→ **WHAT IS ASKED**:
1. According to the sales transcript, what do human beings first identify in others, and what do they identify second?
2. In the sales transcript, list every question beginning with "Are" in the passage that starts "Is competence right?"

→ **READING PASSAGE**:
»»
You know that 100% patience is key and the folks that spend the time massaging that relationship. You're building trust and that takes time and you can't get in and out of the house in an hour, sometimes not even an hour and a half. You just got to be content being there, listening and trying to figure out what the customer really needs or what they want, and it's okay to sell them either one of those, but they can't buy things if you don't explain to them. So you mentioned financing, one of the biggest things. It drives me absolutely nuts Probably the thing that drives me the most nuts about companies that present the pricing without presenting the monthly payment. Or they've got the price so big $25,000, and they trickle down with the monthly financing. Beyond me why someone would make that decision.

Speaker 2:

They wouldn't and that's why their conversions are so low. They get enough sales out of it that they can just just enough justify. That's the right way to do it, because when it hits, it hits hard, but that's not empathetic to the customer. Now understand the base belief of human beings. The base function and action and behavior of human beings is to first identify empathy and to second identify competence. When we were cavemen, we'd walk up to a cave. There'd be people in the cave We'd be like do I trust them enough for them to not club me over the head and make me either their dinner or their close friend? Big spoon, little spoon?

Speaker 2:

We'll say that decision had to be made through the empathetic signals that we received, be it verbal or nonverbal, the gestures of sharing food and the giving first, all of these things that we know to be true today. Where's the empathy coming from? Right? Are we seeing the empathy before we even allow the next thing to happen? The empathy gets our interest, holds our interest. As long as we see empathy, what gives us the willingness, the decision to take an action or to engage with the group would be, or the individual.

Speaker 2:

Is competence right? So you've slept through the night. You wake up, you're not dead. So good news. Right Now you have to go get food and water. Are they able to hunt and gather? Are they going to be able to provide? Are they going to be able to do the thing? Are you able to contribute, collect firewood and do all the things? Because if there isn't that exchange, then we're not doing the thing right.
««
→ **ENTRIES PROVIDED**:
»»
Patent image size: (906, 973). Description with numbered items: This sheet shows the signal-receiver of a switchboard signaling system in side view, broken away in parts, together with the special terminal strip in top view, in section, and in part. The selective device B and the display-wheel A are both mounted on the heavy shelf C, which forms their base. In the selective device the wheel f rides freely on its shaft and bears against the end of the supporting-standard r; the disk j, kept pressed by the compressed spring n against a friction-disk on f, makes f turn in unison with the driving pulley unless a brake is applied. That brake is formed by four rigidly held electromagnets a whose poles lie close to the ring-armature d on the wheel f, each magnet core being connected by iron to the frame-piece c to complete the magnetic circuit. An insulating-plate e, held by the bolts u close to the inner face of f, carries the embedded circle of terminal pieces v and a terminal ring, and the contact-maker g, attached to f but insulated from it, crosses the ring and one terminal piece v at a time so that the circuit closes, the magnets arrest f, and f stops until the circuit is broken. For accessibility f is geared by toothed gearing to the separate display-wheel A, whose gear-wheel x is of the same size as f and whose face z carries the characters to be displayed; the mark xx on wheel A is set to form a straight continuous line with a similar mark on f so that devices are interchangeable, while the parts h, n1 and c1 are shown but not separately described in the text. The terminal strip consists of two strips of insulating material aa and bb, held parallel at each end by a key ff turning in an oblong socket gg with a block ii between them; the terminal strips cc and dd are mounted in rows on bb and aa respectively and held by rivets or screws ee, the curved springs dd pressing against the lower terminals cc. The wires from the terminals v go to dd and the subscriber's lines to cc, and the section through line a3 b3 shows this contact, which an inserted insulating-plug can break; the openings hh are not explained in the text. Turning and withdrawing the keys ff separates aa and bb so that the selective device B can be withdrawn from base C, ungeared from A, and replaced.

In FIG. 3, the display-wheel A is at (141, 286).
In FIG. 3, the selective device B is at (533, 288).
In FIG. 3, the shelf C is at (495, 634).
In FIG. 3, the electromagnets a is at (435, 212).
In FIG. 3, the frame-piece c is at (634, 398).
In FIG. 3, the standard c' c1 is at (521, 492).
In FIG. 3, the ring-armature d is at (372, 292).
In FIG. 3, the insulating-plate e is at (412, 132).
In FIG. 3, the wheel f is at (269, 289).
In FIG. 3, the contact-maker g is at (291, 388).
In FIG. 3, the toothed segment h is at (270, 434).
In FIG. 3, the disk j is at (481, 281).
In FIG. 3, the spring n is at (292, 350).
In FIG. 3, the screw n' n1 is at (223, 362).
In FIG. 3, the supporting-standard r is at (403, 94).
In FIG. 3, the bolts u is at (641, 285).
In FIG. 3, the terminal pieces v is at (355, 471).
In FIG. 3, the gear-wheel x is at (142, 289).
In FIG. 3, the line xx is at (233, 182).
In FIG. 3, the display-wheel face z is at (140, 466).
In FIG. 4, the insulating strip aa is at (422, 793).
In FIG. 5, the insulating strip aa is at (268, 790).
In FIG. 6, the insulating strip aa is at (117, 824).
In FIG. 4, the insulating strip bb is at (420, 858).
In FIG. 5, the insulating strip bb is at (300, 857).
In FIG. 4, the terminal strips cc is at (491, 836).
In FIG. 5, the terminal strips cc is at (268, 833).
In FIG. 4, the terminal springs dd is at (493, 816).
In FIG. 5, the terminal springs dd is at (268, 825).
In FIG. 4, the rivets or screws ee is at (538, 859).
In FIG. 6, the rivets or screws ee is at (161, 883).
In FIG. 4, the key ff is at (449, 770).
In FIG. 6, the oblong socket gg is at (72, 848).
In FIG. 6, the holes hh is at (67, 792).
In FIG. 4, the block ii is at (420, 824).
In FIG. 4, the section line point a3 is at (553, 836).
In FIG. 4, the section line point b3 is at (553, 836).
««
→ **SOLVED TASKS**:
1. They first identify empathy and then identify competence.

2.
- Are they able to hunt and gather?
- Are they going to be able to provide?
- Are they going to be able to do the thing?
- Are you able to contribute, collect firewood and do all the things?